Please copy out the lines below word for word, from the line with "276, 307, 294]" to the line with "86, 833, 195]", including both of those lines.

--- DATASET EXCERPTS ---

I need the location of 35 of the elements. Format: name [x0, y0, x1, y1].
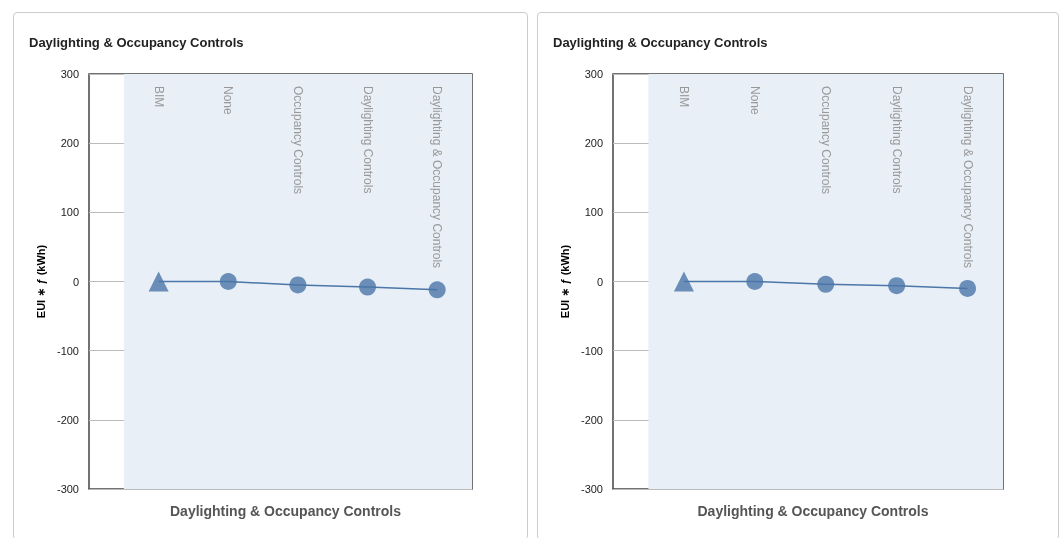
point	[289, 276, 307, 294]
y-tick-label: 300	[60, 68, 79, 80]
x-tick-label: BIM	[676, 86, 691, 108]
point	[148, 271, 169, 292]
y-tick-label: -100	[580, 344, 603, 357]
y-tick-label: 0	[596, 275, 603, 288]
y-tick-label: 200	[584, 137, 603, 150]
point	[359, 278, 377, 296]
x-tick-label: BIM	[151, 86, 166, 108]
y-tick-label: 300	[584, 68, 603, 80]
x-tick-label: Daylighting Controls	[889, 86, 904, 194]
point	[428, 281, 446, 299]
y-tick-label: 0	[72, 275, 79, 288]
point	[219, 273, 237, 290]
y-tick-label: -200	[56, 413, 79, 426]
x-tick-label: None	[221, 86, 236, 116]
x-tick-label: Occupancy Controls	[290, 86, 305, 195]
chart-title: Daylighting & Occupancy Controls	[553, 35, 768, 50]
x-tick-label: Daylighting Controls	[360, 86, 375, 194]
x-axis-title: Daylighting & Occupancy Controls	[169, 503, 402, 519]
y-tick-label: -300	[56, 483, 79, 495]
chart-title: Daylighting & Occupancy Controls	[29, 35, 244, 50]
y-tick-label: -300	[580, 483, 603, 495]
y-tick-label: 100	[60, 206, 79, 219]
x-tick-label: Daylighting & Occupancy Controls	[430, 86, 445, 269]
y-tick-label: 200	[60, 137, 79, 150]
x-tick-label: Occupancy Controls	[818, 86, 833, 195]
x-axis-title: Daylighting & Occupancy Controls	[697, 503, 929, 519]
y-tick-label: 100	[584, 206, 603, 219]
y-axis-title: EUI ∗ ƒ (kWh)	[34, 244, 47, 319]
y-tick-label: -200	[580, 413, 603, 426]
x-tick-label: Daylighting & Occupancy Controls	[960, 86, 975, 269]
y-tick-label: -100	[56, 344, 79, 357]
y-axis-title: EUI ∗ ƒ (kWh)	[558, 244, 571, 319]
x-tick-label: None	[747, 86, 762, 116]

---

*ANSWER TO THIS PROBLEM*
point	[289, 276, 307, 294]
y-tick-label: 300	[60, 68, 79, 80]
x-tick-label: BIM	[676, 86, 691, 108]
point	[148, 271, 169, 292]
y-tick-label: -100	[580, 344, 603, 357]
y-tick-label: 0	[596, 275, 603, 288]
y-tick-label: 200	[584, 137, 603, 150]
point	[359, 278, 377, 296]
x-tick-label: BIM	[151, 86, 166, 108]
y-tick-label: 300	[584, 68, 603, 80]
x-tick-label: Daylighting Controls	[889, 86, 904, 194]
point	[428, 281, 446, 299]
y-tick-label: 0	[72, 275, 79, 288]
point	[219, 273, 237, 290]
y-tick-label: -200	[56, 413, 79, 426]
x-tick-label: None	[221, 86, 236, 116]
x-tick-label: Occupancy Controls	[290, 86, 305, 195]
chart-title: Daylighting & Occupancy Controls	[553, 35, 768, 50]
x-tick-label: Daylighting Controls	[360, 86, 375, 194]
x-axis-title: Daylighting & Occupancy Controls	[169, 503, 402, 519]
y-tick-label: -300	[56, 483, 79, 495]
chart-title: Daylighting & Occupancy Controls	[29, 35, 244, 50]
y-tick-label: -300	[580, 483, 603, 495]
y-tick-label: 100	[60, 206, 79, 219]
x-tick-label: Daylighting & Occupancy Controls	[430, 86, 445, 269]
y-tick-label: 200	[60, 137, 79, 150]
x-tick-label: Occupancy Controls	[818, 86, 833, 195]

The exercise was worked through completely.